21 Sep 2007 sab39   » (Master)

The reinvigoration of Classpath?

(Disclaimer: I'm just observing all this from the sidelines; my opinion is almost entirely derived from Planet Classpath and the Classpath mailing lists. If I'm wrong on some salient point, please comment and let me know!)

I'm very pleased to see that the Classpath project seems to be picking up some of the steam it lost on the announcement of OpenJDK. I have mixed feelings about OpenJDK itself: on the one hand, Sun did exactly the right thing by releasing the JDK under the best possible choice of license as we'd all wanted for years; on the other hand, I've seen at least two blog entries on Planet Classpath in the past week that were variations on "hooray, the trivial patch I submitted to OpenJDK the week it was released has been accepted a mere three months later!"

IcedTea appears to have picked up some of this slack and last I heard had built a mostly-working Java implementation by plugging in Classpath code to fill the holes in OpenJDK. Haven't heard much about it lately though - has development stalled or are people just not blogging about it?

However, part of me feels that IcedTea is approaching the problem from the wrong end. The code that the Classpath developers have labored over for ten years deserves a higher place than being used as filler to patch the holes in an inferior, ex-proprietary codebase. I'm not trying to argue that Sun's code is "bad" or that Classpath's code is perfect, but I do know that code developed in the bright light of public view, with no schedule pressures other than "when it's right", is invariably higher quality than code developed inside a large, bureaucratic organization with constant pressure to ship to a deadline. The fact that these things have historically affected Java's development is apparent in the public API: public members whose types are nonpublic, public RCSID fields, serialVersionUID fields defined on interfaces.

The difference is apparent in the sheer size of the codebases - the JDK is several times the size of Classpath, despite Classpath providing the vast majority of the same level of functionality. (I'm actually considering sticking with an older version of IKVM for this reason - file size matters when you're building an installer that's being shipped over the network). It's apparent in the fact that Classpath has a clean API for targeting multiple VMs including VMs for which native code is unnecessary, where the JDK's VM interface is internal and relies heavily on native code.

It seems to me that there would be a lot of value in approaching an OpenJDK / Classpath merge in the same way the libgcj and Kaffe merges were approached: compare the code on a class-by-class basis, bring in whichever implementation is best, and change it if necessary to account for things the other implementation did better. My gut instinct says a lot more Classpath code would survive that process than is surviving today in IcedTea - and the end result would be significantly smaller, cleaner, faster and bug-free-er.

I don't know whether the copyright ownership issues have been resolved yet to make it possible to actually pull OpenJDK code directly into Classpath though.

Regardless of what approach ends up being taken, though, it's good to see work happening on Classpath again, and a new release being contemplated. I guess it means I need to get those darn Japi runs happening again though!

Stored items from a collection
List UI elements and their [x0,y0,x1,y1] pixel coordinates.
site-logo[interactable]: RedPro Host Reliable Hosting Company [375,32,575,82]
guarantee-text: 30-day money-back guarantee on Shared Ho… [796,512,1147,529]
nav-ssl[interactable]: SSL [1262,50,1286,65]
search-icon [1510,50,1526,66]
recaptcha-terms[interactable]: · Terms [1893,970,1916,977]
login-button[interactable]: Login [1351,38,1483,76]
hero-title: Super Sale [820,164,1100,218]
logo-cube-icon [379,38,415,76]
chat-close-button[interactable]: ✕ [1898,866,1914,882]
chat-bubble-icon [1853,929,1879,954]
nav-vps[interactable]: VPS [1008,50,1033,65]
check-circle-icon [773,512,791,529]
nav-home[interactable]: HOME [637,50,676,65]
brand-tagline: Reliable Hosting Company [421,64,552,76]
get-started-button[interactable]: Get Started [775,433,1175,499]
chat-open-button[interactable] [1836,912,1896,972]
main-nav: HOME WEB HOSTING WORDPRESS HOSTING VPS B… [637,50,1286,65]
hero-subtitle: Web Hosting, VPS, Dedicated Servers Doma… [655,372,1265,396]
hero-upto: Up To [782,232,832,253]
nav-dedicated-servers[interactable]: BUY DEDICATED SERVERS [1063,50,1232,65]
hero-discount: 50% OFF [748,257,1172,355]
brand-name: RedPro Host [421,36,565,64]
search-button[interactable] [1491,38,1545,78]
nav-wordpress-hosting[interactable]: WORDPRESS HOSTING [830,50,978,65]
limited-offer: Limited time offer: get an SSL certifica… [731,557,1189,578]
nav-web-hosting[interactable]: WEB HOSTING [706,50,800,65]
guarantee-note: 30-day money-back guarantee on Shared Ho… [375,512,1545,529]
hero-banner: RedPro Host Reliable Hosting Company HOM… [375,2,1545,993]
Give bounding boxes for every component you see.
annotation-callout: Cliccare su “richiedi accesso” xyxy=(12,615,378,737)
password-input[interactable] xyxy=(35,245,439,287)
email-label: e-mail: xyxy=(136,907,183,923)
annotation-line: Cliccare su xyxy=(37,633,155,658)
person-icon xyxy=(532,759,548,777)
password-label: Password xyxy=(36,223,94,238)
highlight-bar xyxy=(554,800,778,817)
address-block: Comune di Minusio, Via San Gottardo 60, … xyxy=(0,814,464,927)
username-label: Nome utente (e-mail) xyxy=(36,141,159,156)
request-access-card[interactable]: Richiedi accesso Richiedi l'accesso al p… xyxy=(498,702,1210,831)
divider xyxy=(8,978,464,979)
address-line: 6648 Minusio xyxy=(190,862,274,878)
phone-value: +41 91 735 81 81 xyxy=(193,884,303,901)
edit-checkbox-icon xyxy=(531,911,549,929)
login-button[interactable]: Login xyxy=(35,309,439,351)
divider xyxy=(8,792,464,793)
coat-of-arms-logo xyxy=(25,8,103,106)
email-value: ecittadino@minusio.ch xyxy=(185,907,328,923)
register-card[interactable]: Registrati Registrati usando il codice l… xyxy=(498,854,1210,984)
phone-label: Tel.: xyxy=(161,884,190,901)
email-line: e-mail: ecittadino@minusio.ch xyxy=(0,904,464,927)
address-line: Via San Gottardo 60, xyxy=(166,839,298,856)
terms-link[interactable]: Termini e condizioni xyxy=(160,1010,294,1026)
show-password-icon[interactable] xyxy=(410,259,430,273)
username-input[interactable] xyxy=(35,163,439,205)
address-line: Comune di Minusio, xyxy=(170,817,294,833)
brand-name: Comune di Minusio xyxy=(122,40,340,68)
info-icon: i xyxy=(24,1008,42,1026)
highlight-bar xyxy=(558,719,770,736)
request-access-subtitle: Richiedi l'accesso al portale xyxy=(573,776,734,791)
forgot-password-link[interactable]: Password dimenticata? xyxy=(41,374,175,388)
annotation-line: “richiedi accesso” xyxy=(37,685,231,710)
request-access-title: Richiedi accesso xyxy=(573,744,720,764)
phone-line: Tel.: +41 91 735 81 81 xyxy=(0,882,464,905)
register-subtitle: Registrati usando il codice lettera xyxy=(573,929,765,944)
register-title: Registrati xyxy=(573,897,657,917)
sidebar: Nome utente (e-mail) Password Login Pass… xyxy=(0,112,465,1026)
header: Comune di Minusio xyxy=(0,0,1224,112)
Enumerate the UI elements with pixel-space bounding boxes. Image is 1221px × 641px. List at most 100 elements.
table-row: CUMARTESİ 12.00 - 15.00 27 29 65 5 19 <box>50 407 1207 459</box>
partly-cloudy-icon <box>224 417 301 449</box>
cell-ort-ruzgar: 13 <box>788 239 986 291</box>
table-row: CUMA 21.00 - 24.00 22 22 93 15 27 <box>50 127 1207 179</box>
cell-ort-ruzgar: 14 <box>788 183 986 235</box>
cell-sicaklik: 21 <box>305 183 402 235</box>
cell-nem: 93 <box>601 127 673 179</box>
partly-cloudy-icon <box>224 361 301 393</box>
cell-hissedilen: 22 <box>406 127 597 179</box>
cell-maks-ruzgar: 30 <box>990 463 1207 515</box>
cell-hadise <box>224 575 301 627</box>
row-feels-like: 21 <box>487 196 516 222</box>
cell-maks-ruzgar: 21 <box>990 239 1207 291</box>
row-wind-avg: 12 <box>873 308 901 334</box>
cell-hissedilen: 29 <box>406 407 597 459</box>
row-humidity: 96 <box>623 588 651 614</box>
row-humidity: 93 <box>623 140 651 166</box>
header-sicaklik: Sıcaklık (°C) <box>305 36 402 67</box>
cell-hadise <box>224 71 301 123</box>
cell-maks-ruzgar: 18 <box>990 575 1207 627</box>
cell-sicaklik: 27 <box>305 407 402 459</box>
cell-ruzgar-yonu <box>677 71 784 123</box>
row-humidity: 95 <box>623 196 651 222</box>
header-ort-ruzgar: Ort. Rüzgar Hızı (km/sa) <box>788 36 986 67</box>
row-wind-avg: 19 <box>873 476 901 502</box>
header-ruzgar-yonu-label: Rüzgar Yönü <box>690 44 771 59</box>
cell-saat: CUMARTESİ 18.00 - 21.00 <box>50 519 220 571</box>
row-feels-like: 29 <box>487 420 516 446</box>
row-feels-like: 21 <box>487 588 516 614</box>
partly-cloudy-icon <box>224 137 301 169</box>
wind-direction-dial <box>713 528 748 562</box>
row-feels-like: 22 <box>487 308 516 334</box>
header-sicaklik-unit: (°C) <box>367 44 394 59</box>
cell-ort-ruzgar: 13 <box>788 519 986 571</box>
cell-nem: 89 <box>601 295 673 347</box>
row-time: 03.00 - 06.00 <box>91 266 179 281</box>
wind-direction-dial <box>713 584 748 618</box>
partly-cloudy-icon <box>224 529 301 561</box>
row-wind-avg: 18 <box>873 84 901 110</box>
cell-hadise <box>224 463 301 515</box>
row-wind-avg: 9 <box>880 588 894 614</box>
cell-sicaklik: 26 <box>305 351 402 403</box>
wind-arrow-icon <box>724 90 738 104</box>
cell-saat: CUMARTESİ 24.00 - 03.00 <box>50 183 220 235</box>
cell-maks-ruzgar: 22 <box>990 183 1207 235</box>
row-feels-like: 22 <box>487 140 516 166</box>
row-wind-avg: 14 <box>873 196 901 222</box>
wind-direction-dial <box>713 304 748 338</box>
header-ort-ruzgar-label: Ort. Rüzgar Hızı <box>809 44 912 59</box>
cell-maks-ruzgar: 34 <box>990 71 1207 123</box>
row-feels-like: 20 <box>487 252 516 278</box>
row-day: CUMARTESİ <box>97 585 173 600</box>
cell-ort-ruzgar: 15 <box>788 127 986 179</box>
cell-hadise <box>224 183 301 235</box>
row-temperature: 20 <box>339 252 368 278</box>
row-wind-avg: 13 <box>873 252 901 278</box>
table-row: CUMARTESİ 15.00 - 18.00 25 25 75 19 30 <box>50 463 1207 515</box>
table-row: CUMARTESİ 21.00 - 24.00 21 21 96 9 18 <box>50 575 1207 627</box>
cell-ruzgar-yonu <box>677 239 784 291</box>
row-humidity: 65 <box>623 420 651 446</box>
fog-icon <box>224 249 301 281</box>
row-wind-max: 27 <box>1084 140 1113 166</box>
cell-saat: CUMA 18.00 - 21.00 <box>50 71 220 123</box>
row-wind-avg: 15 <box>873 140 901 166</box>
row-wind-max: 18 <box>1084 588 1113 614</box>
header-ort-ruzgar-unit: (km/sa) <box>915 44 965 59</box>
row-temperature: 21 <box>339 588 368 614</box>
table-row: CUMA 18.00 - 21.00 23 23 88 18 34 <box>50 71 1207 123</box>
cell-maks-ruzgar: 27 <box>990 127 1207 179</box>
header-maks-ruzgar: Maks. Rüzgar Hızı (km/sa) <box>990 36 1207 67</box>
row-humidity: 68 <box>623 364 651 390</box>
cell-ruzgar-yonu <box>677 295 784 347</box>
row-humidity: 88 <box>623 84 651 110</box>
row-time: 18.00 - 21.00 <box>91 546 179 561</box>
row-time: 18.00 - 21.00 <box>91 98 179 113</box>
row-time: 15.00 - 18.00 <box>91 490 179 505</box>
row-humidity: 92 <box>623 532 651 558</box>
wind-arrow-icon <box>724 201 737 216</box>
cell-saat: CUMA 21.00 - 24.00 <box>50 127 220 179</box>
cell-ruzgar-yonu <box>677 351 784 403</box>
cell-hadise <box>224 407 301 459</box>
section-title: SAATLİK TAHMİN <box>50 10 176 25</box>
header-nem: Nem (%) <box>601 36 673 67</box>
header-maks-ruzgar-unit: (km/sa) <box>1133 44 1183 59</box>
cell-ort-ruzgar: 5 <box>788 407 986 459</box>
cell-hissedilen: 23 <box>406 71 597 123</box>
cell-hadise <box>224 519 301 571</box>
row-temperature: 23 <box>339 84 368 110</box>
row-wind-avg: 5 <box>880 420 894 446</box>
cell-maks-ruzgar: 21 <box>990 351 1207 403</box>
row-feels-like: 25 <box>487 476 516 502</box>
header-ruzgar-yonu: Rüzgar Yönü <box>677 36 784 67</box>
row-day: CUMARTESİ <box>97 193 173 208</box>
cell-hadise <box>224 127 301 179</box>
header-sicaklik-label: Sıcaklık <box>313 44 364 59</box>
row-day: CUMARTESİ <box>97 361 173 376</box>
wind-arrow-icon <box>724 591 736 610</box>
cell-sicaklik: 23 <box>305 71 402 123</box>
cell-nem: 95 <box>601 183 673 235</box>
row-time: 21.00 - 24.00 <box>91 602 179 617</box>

REQUIRED ACTIONS
1. According to the blog post, how long have the Classpath developers labored over their code?
2. Transcribe the blog post word for word from "Regardless of what" to "happening again though!".

ANSWERS BY ITEM NUMBER
1. Ten years.

2.
Regardless of what approach ends up being taken, though, it's good to see work happening on Classpath again, and a new release being contemplated. I guess it means I need to get those darn Japi runs happening again though!